- What is needed
All entries below are to be set down again, identical to the source.

[Dataset records]
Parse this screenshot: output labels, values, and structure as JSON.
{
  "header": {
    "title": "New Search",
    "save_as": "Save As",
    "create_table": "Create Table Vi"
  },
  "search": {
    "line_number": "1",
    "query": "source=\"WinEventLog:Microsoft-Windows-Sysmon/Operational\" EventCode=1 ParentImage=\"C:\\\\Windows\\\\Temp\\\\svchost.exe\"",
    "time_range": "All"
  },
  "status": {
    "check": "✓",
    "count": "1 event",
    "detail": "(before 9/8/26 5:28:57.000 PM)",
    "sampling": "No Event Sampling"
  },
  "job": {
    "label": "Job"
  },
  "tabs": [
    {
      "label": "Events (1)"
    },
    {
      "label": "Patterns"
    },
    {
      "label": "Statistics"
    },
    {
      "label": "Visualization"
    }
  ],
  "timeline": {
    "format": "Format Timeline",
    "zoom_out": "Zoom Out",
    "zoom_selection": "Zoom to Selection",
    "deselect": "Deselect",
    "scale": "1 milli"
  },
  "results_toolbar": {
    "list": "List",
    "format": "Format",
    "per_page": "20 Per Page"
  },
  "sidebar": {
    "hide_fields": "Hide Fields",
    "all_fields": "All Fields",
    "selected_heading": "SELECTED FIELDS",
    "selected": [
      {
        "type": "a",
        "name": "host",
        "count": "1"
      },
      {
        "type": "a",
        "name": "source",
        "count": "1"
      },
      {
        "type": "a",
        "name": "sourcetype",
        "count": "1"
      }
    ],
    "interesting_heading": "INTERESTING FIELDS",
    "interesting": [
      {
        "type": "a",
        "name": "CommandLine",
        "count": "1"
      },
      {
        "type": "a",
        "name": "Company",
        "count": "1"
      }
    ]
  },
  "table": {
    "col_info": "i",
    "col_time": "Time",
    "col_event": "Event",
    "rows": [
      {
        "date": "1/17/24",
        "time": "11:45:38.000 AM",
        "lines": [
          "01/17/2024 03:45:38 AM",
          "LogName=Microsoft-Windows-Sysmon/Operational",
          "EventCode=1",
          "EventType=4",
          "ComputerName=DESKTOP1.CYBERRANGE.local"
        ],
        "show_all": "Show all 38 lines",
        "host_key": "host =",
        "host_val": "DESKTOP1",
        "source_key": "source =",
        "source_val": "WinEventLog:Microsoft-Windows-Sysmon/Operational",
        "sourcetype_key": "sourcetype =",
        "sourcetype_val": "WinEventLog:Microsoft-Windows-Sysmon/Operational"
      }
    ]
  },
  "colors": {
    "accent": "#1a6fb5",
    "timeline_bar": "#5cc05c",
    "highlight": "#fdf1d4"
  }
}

- Final answer
Parse this screenshot: output labels, values, and structure as JSON.
{
  "header": {
    "title": "New Search",
    "save_as": "Save As",
    "create_table": "Create Table Vi"
  },
  "search": {
    "line_number": "1",
    "query": "source=\"WinEventLog:Microsoft-Windows-Sysmon/Operational\" EventCode=1 ParentImage=\"C:\\\\Windows\\\\Temp\\\\svchost.exe\"",
    "time_range": "All"
  },
  "status": {
    "check": "✓",
    "count": "1 event",
    "detail": "(before 9/8/26 5:28:57.000 PM)",
    "sampling": "No Event Sampling"
  },
  "job": {
    "label": "Job"
  },
  "tabs": [
    {
      "label": "Events (1)"
    },
    {
      "label": "Patterns"
    },
    {
      "label": "Statistics"
    },
    {
      "label": "Visualization"
    }
  ],
  "timeline": {
    "format": "Format Timeline",
    "zoom_out": "Zoom Out",
    "zoom_selection": "Zoom to Selection",
    "deselect": "Deselect",
    "scale": "1 milli"
  },
  "results_toolbar": {
    "list": "List",
    "format": "Format",
    "per_page": "20 Per Page"
  },
  "sidebar": {
    "hide_fields": "Hide Fields",
    "all_fields": "All Fields",
    "selected_heading": "SELECTED FIELDS",
    "selected": [
      {
        "type": "a",
        "name": "host",
        "count": "1"
      },
      {
        "type": "a",
        "name": "source",
        "count": "1"
      },
      {
        "type": "a",
        "name": "sourcetype",
        "count": "1"
      }
    ],
    "interesting_heading": "INTERESTING FIELDS",
    "interesting": [
      {
        "type": "a",
        "name": "CommandLine",
        "count": "1"
      },
      {
        "type": "a",
        "name": "Company",
        "count": "1"
      }
    ]
  },
  "table": {
    "col_info": "i",
    "col_time": "Time",
    "col_event": "Event",
    "rows": [
      {
        "date": "1/17/24",
        "time": "11:45:38.000 AM",
        "lines": [
          "01/17/2024 03:45:38 AM",
          "LogName=Microsoft-Windows-Sysmon/Operational",
          "EventCode=1",
          "EventType=4",
          "ComputerName=DESKTOP1.CYBERRANGE.local"
        ],
        "show_all": "Show all 38 lines",
        "host_key": "host =",
        "host_val": "DESKTOP1",
        "source_key": "source =",
        "source_val": "WinEventLog:Microsoft-Windows-Sysmon/Operational",
        "sourcetype_key": "sourcetype =",
        "sourcetype_val": "WinEventLog:Microsoft-Windows-Sysmon/Operational"
      }
    ]
  },
  "colors": {
    "accent": "#1a6fb5",
    "timeline_bar": "#5cc05c",
    "highlight": "#fdf1d4"
  }
}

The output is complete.